What to work on: Work out the number of lines with "Radiology" in them. Reply with that number and no other words.

Given data:

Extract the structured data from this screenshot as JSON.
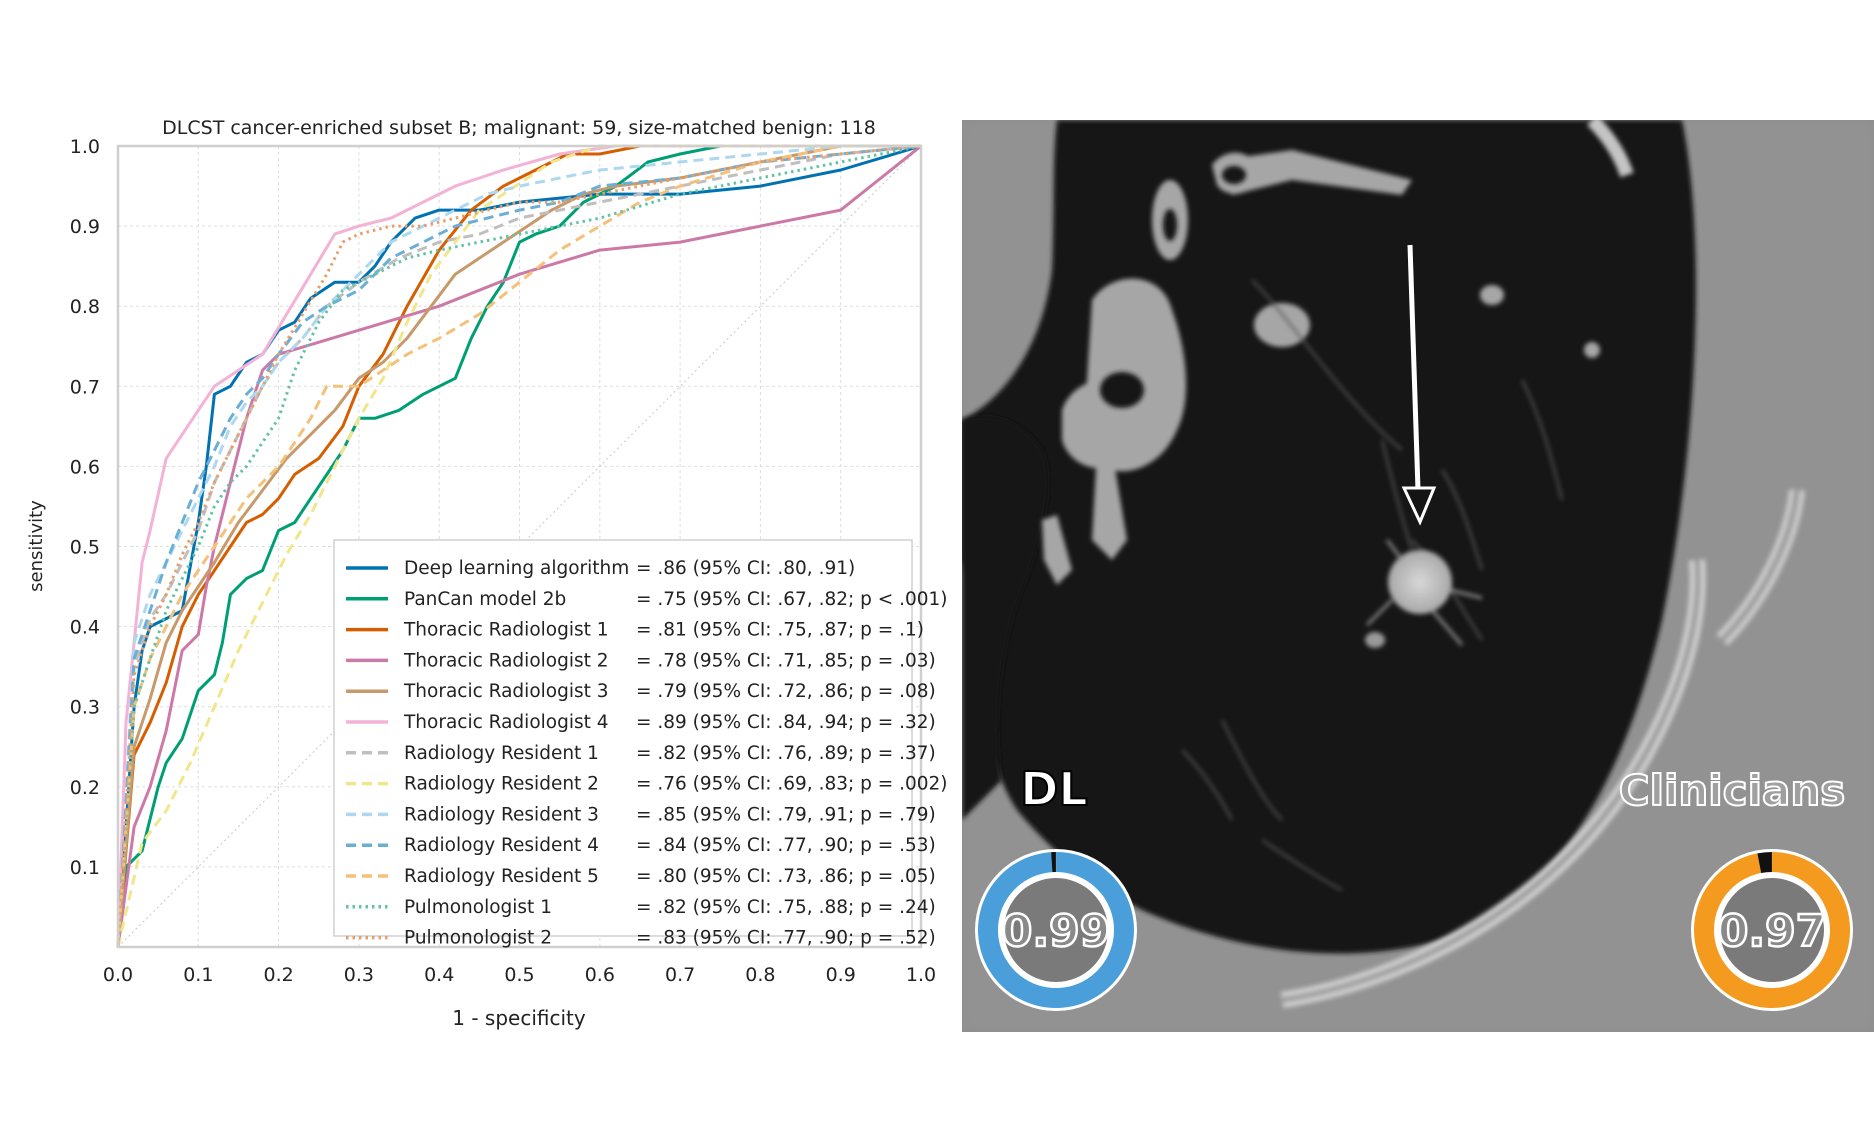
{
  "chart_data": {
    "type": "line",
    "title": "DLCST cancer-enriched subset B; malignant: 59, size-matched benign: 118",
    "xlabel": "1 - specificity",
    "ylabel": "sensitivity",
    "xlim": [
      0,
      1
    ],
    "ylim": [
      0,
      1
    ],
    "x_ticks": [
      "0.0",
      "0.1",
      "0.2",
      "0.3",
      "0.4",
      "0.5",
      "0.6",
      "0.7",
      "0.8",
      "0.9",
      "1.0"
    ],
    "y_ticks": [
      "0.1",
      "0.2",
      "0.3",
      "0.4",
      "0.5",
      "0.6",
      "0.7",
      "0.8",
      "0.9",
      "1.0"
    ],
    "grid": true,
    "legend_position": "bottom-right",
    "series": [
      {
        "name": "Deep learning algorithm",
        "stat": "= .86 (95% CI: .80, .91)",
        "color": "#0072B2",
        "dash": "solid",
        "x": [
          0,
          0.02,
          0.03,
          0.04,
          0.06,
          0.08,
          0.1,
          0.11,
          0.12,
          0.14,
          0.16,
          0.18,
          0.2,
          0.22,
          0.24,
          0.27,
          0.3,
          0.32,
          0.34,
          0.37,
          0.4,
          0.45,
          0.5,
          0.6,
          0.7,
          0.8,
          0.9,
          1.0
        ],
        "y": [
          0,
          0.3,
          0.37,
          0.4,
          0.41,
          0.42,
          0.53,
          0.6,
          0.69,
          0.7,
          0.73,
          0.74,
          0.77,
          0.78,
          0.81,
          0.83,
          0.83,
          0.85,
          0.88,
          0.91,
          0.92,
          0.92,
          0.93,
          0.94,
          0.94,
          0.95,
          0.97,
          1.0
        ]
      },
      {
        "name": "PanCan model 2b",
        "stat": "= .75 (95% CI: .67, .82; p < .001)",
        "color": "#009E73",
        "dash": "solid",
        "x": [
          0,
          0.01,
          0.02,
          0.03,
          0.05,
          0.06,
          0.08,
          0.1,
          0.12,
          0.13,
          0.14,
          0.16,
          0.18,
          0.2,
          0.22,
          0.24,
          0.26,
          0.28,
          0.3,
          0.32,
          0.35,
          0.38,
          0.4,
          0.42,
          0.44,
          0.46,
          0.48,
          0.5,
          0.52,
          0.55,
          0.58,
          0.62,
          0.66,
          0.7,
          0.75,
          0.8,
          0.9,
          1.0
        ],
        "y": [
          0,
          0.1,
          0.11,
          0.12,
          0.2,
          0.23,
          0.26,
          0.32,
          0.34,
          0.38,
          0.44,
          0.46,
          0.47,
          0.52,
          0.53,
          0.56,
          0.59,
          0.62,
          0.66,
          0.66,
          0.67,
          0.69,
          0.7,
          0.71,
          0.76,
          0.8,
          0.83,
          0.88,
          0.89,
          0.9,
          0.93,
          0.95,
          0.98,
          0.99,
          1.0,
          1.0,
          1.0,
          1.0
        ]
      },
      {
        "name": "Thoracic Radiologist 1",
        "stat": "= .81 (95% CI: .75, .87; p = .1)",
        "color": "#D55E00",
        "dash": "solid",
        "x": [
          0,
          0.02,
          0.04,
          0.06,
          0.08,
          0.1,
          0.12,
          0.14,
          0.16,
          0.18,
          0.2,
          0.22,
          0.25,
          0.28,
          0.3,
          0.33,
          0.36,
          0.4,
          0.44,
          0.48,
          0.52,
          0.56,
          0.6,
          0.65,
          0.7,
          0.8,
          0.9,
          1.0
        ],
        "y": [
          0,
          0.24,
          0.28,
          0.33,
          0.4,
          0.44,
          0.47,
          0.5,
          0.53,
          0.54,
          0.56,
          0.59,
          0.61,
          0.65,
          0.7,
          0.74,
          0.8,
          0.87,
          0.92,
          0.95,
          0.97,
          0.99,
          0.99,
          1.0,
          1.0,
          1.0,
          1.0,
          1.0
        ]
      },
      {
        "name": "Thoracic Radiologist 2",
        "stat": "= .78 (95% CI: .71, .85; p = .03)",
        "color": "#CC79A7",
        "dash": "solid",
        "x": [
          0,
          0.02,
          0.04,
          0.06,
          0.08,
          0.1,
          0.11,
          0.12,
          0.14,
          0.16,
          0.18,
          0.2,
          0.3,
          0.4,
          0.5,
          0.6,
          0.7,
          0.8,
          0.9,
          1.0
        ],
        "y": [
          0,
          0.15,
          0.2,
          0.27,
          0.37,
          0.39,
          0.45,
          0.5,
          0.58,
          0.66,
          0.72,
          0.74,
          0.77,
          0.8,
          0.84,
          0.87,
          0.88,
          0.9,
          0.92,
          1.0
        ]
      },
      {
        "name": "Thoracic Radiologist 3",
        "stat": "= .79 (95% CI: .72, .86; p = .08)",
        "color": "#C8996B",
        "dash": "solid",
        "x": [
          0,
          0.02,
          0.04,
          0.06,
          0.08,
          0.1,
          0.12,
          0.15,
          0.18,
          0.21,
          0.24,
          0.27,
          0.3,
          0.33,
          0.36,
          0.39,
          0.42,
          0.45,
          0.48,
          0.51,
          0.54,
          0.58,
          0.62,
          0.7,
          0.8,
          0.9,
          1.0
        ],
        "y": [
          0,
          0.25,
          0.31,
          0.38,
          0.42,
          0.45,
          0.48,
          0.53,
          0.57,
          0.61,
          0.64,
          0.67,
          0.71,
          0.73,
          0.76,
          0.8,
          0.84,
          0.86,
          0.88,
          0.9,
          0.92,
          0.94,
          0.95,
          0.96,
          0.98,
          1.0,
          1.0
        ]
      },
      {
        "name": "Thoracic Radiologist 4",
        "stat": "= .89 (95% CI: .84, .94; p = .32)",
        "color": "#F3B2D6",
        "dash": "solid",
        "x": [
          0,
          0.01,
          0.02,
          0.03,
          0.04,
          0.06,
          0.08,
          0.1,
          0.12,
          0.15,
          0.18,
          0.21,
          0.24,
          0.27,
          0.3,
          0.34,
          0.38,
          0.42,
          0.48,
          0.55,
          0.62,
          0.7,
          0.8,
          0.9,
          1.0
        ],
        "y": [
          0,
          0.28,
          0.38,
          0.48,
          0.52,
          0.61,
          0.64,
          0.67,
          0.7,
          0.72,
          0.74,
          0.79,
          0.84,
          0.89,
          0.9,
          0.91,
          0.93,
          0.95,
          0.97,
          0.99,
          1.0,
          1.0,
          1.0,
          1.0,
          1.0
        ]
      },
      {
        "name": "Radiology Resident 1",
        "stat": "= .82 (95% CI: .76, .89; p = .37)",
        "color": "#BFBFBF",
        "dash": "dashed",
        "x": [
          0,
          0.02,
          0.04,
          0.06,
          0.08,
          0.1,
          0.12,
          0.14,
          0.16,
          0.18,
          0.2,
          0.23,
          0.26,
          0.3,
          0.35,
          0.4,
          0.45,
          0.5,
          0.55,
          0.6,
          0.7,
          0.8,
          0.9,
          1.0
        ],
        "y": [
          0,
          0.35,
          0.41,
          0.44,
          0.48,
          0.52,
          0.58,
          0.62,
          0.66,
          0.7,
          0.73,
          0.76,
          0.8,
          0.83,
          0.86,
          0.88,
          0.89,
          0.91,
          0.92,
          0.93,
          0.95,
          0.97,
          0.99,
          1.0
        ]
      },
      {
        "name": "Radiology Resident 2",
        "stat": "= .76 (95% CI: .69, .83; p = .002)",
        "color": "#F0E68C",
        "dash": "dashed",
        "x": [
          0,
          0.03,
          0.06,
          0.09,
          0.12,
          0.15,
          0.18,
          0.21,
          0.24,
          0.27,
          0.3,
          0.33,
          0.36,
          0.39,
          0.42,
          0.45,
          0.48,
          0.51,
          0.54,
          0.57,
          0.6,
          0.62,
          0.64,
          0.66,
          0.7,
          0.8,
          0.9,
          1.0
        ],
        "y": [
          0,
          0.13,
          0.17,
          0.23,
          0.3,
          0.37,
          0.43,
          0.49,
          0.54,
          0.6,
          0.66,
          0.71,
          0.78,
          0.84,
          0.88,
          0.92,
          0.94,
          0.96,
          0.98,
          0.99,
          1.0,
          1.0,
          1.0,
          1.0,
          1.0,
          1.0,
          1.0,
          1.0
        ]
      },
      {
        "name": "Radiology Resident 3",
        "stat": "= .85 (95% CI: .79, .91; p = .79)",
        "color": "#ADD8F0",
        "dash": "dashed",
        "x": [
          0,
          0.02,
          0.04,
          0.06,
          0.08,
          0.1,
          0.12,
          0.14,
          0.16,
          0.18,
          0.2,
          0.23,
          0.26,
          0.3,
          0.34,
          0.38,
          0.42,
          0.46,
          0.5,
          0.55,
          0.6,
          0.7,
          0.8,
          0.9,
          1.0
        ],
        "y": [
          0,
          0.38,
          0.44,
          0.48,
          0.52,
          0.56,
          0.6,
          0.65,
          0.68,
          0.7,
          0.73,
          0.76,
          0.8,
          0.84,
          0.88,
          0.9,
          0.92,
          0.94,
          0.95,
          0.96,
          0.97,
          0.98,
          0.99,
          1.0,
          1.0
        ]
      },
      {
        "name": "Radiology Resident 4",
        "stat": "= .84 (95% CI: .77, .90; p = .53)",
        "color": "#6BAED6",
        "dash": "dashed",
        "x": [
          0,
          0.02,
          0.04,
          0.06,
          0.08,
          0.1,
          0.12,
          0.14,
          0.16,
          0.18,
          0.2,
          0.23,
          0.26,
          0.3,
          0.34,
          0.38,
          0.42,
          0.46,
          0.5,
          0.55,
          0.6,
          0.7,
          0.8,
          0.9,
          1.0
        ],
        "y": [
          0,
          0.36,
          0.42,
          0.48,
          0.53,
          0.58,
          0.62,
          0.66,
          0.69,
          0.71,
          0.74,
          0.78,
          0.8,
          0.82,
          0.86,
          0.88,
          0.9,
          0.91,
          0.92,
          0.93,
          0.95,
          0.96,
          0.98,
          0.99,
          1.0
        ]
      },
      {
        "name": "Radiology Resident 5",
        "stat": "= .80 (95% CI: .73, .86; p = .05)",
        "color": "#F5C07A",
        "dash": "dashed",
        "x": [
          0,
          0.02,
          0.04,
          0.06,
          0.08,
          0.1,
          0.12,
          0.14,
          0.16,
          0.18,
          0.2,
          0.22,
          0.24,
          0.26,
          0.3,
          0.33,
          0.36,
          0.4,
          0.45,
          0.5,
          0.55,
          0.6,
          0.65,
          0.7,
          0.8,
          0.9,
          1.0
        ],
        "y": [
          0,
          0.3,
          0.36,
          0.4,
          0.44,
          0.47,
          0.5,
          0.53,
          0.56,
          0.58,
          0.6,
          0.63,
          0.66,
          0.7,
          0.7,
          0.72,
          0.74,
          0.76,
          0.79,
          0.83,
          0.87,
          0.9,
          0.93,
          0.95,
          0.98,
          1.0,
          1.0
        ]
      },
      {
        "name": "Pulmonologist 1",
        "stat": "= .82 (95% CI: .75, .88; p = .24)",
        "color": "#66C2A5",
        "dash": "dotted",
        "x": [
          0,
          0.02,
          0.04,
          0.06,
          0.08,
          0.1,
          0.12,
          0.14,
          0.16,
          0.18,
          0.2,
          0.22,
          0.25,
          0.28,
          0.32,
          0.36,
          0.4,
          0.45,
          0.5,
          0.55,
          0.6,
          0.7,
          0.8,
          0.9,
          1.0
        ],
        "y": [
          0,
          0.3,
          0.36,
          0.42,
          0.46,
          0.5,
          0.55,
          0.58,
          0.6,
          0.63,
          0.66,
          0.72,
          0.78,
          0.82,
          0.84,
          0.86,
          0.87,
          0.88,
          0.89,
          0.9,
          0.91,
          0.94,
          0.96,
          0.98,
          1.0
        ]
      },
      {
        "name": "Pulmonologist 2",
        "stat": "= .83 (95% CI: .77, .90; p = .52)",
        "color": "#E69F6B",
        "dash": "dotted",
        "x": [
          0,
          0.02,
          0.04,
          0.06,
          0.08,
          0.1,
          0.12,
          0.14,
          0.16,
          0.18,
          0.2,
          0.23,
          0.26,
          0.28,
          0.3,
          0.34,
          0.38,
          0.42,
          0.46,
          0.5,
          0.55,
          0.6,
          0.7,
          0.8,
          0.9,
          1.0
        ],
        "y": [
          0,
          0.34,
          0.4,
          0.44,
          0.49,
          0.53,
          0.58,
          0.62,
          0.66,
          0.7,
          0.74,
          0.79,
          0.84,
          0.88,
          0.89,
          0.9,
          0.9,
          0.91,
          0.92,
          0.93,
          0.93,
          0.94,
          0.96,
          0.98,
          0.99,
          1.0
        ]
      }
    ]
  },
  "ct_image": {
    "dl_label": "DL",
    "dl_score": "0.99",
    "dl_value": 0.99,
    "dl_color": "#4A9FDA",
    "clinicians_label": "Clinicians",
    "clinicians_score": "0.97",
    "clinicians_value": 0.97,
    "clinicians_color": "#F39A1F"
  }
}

Written answer: 5